(Excerpts from a layout annotation set)
○ ○ ○

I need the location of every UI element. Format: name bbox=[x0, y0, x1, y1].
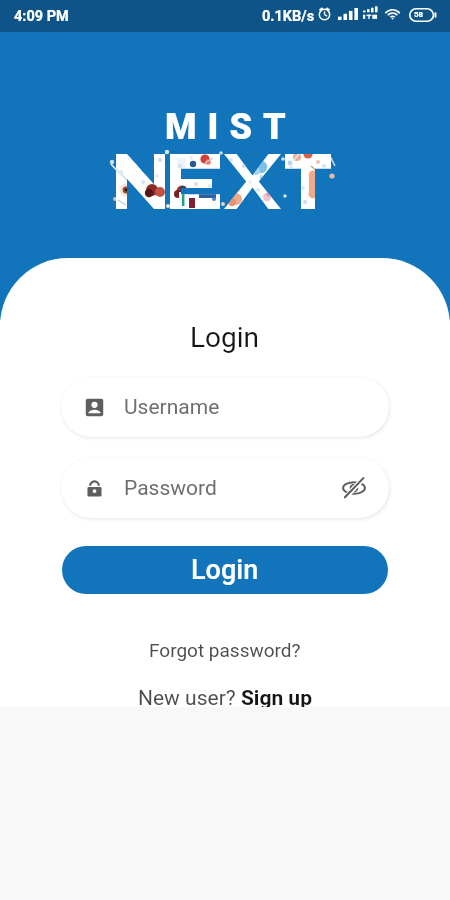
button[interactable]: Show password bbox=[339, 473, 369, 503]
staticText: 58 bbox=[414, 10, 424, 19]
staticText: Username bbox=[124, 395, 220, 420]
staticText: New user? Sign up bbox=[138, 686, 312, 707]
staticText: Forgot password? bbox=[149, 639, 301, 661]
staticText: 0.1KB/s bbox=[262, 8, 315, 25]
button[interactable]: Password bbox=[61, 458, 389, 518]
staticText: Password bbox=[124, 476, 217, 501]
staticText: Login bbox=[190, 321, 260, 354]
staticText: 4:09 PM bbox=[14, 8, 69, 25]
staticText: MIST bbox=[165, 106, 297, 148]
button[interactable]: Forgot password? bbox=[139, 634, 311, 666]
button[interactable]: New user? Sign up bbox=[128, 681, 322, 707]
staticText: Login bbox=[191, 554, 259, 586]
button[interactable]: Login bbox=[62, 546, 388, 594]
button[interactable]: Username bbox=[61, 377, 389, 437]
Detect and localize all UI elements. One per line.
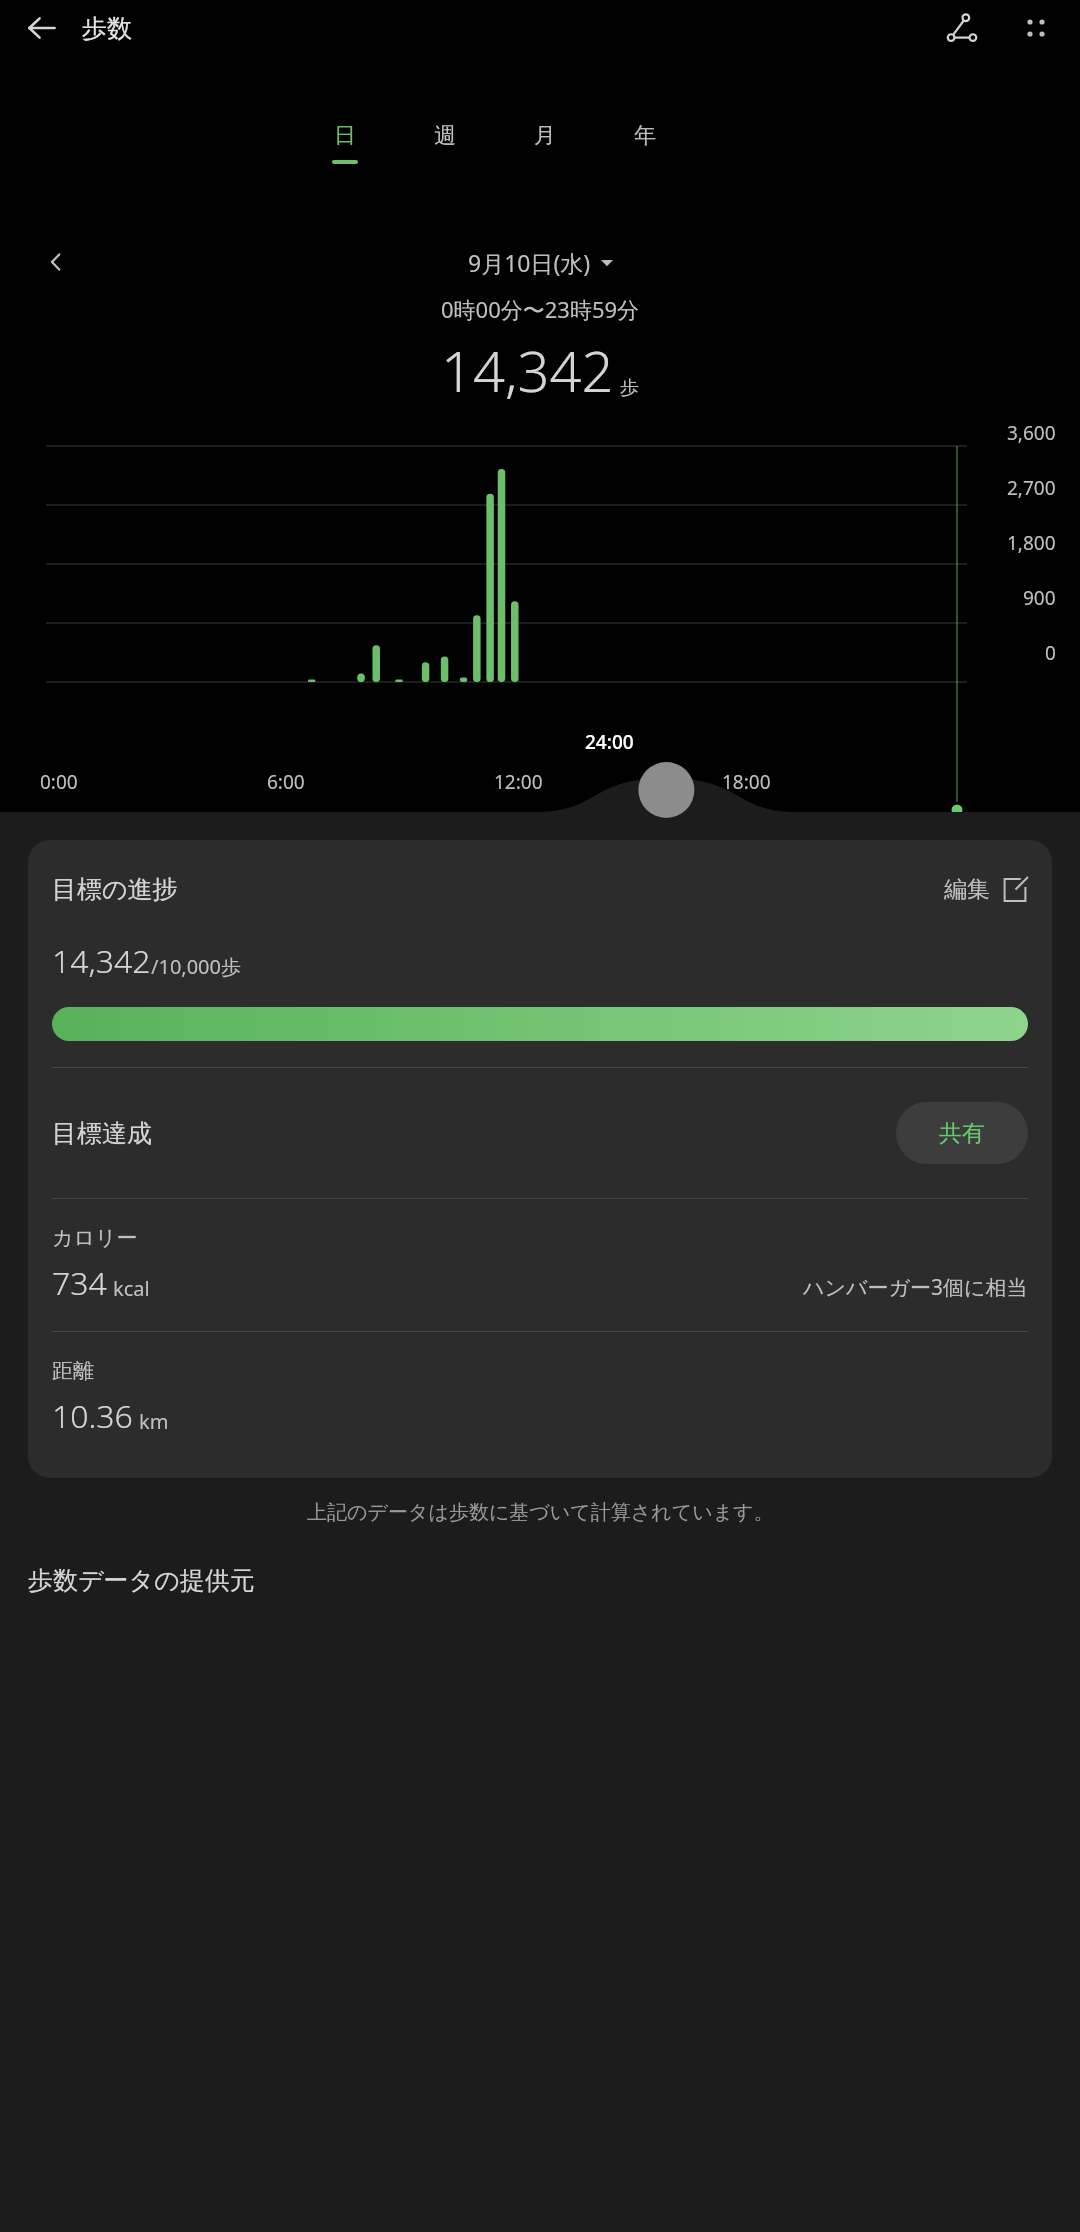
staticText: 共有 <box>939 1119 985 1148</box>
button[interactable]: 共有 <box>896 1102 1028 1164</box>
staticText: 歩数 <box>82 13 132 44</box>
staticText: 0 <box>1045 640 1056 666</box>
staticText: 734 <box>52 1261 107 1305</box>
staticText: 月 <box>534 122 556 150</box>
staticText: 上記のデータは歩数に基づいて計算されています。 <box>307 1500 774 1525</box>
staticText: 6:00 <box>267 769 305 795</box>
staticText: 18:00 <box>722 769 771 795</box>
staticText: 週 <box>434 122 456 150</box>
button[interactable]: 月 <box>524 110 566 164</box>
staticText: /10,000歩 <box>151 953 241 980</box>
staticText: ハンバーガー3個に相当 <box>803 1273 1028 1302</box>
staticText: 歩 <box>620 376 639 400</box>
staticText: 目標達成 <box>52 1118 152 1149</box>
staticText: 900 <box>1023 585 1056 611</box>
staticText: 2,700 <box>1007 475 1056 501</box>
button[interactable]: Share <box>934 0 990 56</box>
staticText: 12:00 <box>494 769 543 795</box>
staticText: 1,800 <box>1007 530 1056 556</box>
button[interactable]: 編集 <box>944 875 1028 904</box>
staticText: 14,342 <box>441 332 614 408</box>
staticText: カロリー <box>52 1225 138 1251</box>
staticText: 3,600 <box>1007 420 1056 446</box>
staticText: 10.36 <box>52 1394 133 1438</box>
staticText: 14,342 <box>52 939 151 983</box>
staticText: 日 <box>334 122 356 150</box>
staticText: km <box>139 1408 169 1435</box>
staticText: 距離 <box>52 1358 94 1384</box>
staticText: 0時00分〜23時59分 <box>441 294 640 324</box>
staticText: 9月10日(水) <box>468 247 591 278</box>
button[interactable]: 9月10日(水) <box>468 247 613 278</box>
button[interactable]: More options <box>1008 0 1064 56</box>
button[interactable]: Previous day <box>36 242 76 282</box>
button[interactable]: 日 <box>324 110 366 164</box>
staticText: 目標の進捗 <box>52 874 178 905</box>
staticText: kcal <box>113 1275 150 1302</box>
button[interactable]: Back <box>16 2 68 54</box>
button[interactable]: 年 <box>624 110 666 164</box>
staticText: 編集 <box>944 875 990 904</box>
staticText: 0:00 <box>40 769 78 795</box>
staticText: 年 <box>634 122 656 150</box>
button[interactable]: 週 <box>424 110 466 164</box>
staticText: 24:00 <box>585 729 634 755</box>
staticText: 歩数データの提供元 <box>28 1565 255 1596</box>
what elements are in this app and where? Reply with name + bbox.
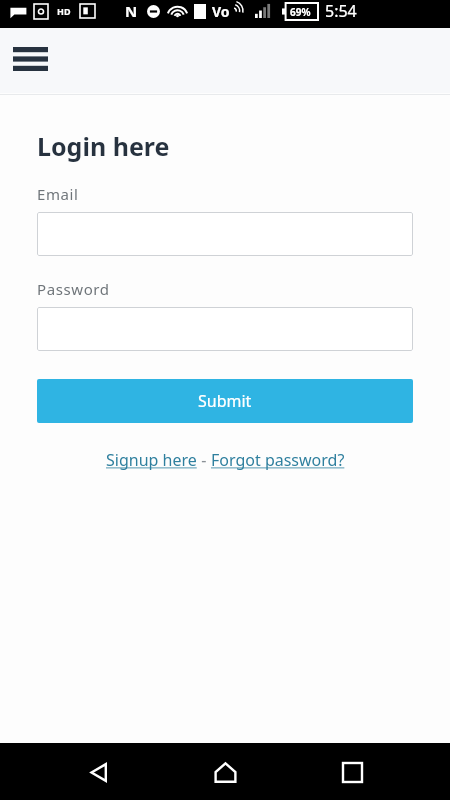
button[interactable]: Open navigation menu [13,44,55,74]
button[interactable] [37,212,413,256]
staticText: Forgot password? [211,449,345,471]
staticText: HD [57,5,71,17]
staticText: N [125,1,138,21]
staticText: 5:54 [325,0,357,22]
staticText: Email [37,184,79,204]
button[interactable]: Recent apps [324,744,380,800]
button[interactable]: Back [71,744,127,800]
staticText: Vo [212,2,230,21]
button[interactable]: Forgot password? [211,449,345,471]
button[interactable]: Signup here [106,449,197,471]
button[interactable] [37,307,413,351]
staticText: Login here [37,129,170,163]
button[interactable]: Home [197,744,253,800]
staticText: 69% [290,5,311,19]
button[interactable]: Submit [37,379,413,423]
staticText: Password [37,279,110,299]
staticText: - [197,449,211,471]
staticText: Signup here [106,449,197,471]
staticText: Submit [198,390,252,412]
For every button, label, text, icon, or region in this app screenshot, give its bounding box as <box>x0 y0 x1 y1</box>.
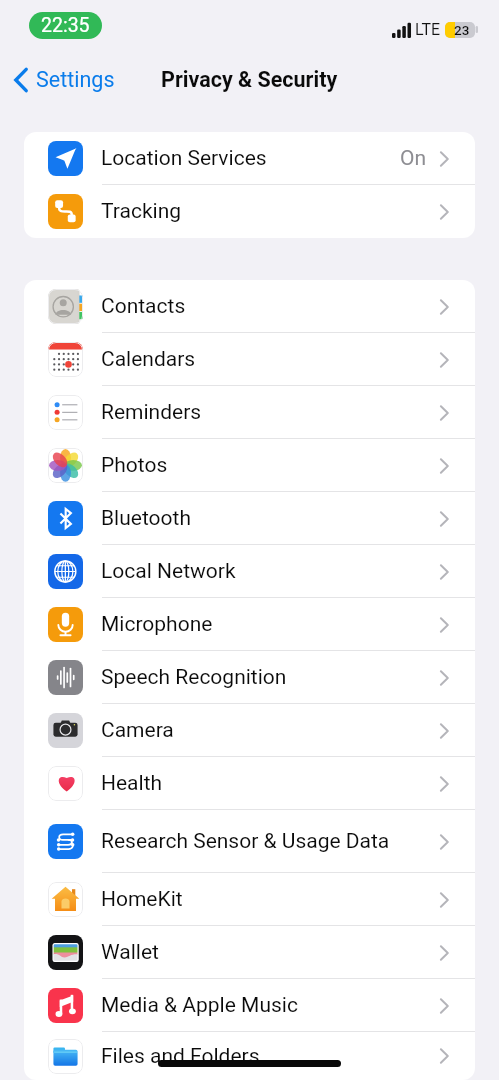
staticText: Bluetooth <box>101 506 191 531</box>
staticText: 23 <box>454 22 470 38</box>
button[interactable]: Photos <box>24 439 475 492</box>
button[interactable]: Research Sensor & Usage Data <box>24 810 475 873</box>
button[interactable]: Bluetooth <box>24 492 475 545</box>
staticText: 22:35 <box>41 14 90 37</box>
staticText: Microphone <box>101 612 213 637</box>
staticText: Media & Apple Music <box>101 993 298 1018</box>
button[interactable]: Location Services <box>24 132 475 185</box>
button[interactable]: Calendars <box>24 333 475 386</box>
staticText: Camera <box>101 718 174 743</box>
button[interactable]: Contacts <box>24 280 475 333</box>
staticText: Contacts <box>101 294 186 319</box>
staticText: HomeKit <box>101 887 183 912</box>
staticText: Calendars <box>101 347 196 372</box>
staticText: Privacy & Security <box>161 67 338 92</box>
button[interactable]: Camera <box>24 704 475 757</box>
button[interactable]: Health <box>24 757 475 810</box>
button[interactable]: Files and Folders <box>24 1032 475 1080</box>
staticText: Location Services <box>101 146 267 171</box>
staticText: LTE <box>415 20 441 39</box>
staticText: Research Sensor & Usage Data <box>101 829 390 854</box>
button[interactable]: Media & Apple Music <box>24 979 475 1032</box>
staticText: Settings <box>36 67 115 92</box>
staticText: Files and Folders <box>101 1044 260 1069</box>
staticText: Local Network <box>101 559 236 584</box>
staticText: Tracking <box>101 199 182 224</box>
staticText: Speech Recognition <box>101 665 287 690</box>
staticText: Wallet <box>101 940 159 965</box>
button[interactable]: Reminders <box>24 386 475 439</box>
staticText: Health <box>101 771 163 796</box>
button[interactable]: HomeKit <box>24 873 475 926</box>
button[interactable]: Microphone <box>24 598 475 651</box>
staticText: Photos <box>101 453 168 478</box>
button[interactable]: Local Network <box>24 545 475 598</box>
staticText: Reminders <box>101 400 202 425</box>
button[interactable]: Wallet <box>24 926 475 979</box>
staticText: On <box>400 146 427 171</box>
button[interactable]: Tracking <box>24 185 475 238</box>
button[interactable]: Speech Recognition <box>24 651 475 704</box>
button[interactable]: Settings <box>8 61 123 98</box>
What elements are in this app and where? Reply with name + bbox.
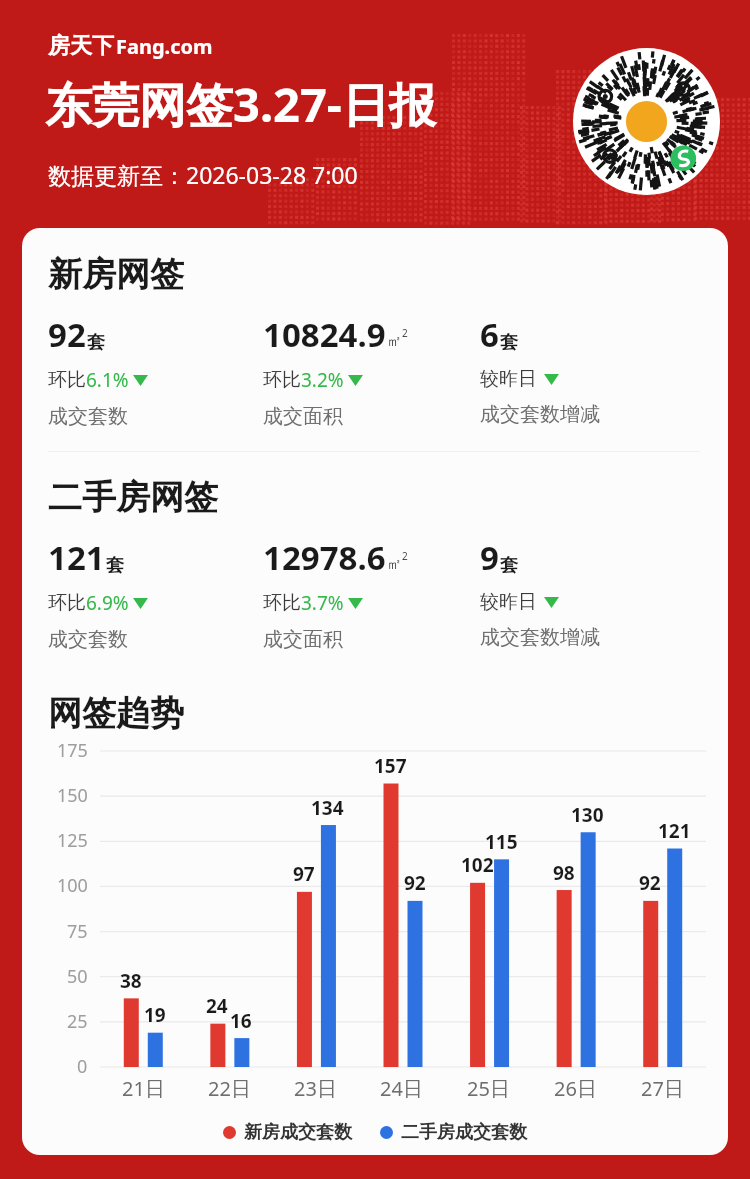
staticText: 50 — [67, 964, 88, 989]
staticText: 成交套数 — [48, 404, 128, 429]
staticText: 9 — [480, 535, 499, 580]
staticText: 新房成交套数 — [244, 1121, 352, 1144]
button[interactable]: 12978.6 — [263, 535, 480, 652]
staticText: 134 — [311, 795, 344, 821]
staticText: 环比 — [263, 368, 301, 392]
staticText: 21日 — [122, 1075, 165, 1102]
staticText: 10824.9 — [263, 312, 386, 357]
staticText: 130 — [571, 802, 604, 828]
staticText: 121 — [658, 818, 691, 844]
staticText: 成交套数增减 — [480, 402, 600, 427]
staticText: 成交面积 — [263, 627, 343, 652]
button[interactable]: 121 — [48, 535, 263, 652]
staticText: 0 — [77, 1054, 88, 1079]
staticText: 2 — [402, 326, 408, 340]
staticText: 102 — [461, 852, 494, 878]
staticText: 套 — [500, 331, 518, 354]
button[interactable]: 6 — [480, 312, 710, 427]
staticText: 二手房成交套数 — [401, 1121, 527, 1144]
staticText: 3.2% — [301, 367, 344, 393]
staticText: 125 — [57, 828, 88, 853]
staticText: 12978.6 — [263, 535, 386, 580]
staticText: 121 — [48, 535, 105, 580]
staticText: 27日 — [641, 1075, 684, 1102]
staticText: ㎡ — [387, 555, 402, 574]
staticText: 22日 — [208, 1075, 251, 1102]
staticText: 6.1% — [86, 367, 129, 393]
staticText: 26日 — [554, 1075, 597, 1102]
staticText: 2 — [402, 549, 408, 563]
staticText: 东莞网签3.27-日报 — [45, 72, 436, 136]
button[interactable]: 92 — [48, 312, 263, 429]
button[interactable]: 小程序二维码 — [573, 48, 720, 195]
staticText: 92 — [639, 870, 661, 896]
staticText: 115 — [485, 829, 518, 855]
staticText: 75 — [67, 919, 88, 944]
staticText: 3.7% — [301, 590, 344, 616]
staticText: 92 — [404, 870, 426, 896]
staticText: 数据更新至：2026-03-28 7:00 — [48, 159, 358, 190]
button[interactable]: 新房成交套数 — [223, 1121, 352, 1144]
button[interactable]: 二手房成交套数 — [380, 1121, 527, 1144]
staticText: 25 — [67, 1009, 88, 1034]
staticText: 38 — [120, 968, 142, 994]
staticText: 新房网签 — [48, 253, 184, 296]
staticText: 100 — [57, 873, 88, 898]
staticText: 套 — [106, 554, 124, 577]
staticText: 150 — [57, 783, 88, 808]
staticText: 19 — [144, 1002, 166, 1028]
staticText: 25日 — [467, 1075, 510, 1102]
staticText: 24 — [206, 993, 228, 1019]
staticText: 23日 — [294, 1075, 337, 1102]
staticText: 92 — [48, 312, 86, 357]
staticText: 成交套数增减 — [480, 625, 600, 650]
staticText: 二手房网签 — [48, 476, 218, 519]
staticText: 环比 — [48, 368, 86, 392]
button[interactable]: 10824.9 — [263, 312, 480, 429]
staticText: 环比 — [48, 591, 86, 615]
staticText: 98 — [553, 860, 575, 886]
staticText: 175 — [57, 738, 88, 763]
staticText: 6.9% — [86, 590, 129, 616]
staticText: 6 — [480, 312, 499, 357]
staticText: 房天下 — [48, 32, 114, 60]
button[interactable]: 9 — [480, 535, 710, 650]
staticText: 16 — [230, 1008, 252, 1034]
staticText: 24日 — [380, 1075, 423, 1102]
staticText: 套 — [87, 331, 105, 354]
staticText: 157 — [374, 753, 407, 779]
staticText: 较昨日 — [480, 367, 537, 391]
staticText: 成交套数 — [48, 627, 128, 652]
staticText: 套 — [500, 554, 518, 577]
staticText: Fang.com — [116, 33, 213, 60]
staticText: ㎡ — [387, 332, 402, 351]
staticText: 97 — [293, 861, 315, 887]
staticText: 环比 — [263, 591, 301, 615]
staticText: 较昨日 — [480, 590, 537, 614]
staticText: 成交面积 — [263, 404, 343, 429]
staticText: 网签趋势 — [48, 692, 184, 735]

○ ○ ○

_Instruction_.
Copy the lines of the records from the line with "staticText: 50 — [67, 964, 88, 989]" up to and including the line with "staticText: 12978.6 — [263, 535, 386, 580]", with no changes.

_Answer to this task_.
staticText: 50 — [67, 964, 88, 989]
staticText: 成交套数 — [48, 404, 128, 429]
staticText: 9 — [480, 535, 499, 580]
staticText: 新房成交套数 — [244, 1121, 352, 1144]
button[interactable]: 12978.6 — [263, 535, 480, 652]
staticText: 134 — [311, 795, 344, 821]
staticText: 环比 — [263, 368, 301, 392]
staticText: 21日 — [122, 1075, 165, 1102]
staticText: 10824.9 — [263, 312, 386, 357]
staticText: 130 — [571, 802, 604, 828]
staticText: 121 — [658, 818, 691, 844]
staticText: 成交套数增减 — [480, 402, 600, 427]
staticText: 成交面积 — [263, 627, 343, 652]
button[interactable]: 121 — [48, 535, 263, 652]
staticText: 0 — [77, 1054, 88, 1079]
staticText: 2 — [402, 326, 408, 340]
staticText: 102 — [461, 852, 494, 878]
staticText: 套 — [500, 331, 518, 354]
button[interactable]: 6 — [480, 312, 710, 427]
staticText: 二手房成交套数 — [401, 1121, 527, 1144]
staticText: 3.2% — [301, 367, 344, 393]
staticText: 125 — [57, 828, 88, 853]
staticText: 12978.6 — [263, 535, 386, 580]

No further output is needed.